[Collected data]

________

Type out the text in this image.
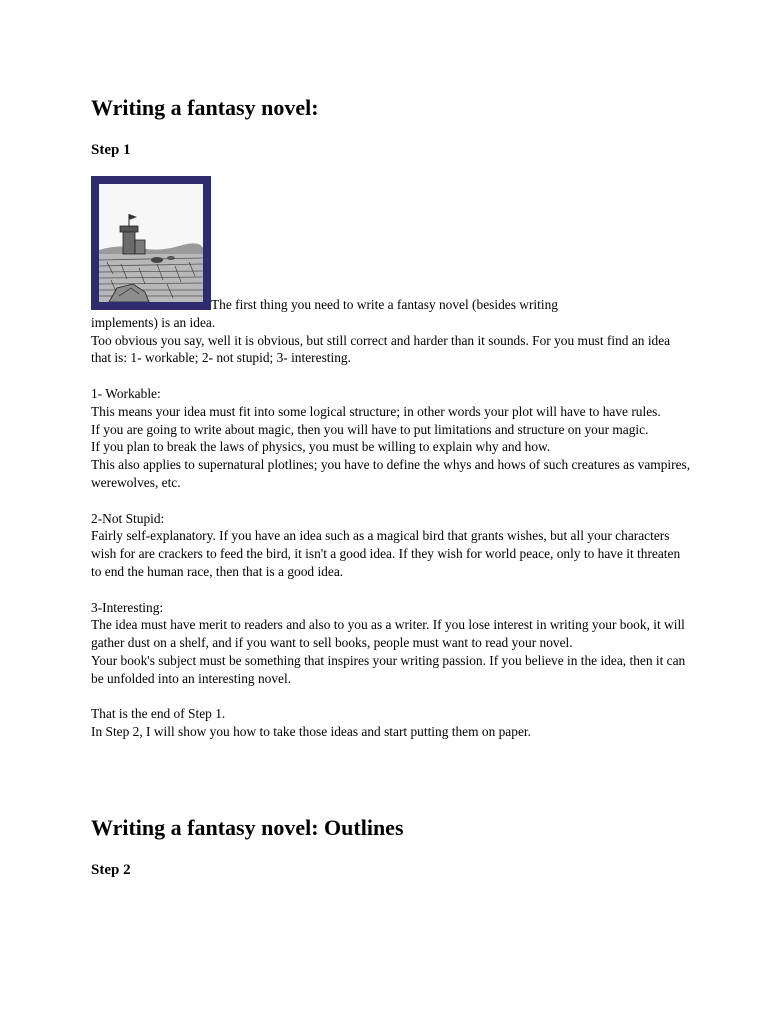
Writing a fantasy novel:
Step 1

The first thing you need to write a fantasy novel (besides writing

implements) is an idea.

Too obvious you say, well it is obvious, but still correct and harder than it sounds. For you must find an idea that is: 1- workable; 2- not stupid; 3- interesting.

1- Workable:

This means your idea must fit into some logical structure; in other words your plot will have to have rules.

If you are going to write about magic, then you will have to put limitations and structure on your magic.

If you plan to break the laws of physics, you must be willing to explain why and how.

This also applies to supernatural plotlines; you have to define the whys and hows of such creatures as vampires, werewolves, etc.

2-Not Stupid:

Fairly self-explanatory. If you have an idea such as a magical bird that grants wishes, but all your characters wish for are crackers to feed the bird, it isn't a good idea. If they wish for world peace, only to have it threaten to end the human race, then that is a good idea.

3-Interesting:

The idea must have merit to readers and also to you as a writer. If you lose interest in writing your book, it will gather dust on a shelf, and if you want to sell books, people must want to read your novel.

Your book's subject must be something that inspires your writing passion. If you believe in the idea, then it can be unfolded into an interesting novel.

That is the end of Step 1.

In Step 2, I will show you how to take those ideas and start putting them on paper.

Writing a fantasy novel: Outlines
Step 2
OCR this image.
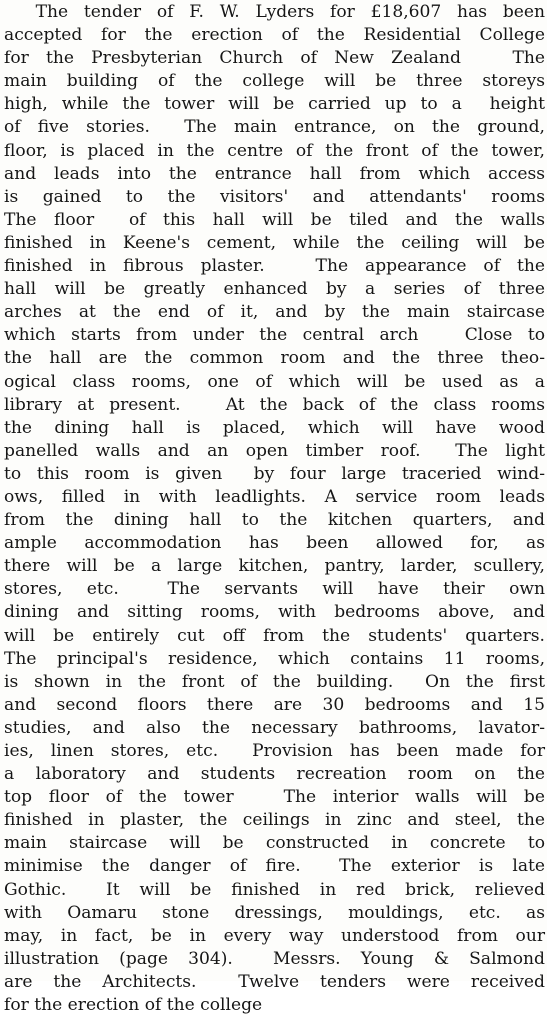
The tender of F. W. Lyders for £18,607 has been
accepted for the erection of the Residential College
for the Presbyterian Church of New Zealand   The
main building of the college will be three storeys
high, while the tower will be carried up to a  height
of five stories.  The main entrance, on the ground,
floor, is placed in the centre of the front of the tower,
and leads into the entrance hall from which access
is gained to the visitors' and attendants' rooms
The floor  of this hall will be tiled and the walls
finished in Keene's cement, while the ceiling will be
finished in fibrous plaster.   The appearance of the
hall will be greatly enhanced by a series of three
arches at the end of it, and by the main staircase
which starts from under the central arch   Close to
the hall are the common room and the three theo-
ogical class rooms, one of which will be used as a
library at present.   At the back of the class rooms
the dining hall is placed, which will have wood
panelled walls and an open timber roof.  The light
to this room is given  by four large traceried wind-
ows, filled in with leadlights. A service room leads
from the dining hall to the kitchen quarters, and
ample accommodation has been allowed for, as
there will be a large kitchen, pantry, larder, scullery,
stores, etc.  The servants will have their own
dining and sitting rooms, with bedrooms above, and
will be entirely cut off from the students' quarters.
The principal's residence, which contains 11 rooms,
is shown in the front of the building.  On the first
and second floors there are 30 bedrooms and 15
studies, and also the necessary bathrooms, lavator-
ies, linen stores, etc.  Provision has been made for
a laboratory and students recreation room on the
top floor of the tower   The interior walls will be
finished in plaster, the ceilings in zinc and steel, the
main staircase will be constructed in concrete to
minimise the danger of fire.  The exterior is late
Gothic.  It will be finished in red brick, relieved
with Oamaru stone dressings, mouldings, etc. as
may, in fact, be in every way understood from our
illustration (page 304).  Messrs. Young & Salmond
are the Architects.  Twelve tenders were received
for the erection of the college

________

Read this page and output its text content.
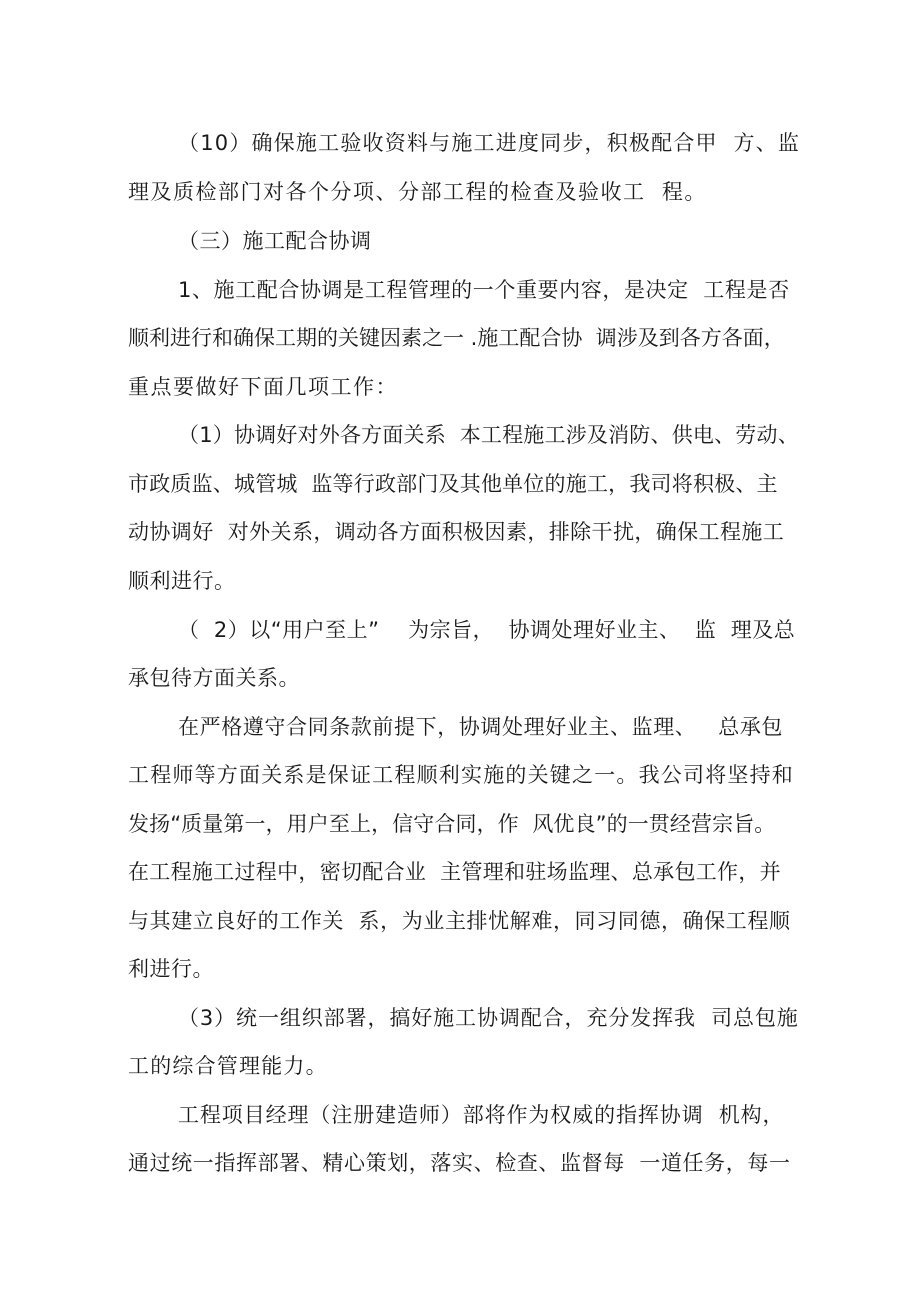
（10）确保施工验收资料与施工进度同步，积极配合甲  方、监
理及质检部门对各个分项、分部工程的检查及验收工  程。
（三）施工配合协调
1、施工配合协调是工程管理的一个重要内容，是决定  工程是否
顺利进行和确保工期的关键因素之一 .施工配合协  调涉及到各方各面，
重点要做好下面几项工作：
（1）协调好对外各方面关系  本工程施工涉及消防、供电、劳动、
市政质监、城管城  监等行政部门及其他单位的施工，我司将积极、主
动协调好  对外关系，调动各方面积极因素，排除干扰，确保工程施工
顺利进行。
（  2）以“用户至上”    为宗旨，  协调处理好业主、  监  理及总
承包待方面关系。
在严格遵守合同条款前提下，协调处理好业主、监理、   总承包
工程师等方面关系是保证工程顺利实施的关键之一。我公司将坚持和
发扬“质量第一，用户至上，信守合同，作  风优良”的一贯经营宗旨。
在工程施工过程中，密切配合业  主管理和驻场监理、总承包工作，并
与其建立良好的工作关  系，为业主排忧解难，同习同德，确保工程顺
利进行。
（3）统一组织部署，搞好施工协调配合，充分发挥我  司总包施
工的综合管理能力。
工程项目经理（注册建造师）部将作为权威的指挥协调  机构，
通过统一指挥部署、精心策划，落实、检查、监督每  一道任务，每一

________

Work out how many lines of the listing above include the word "large". Report only the number.

2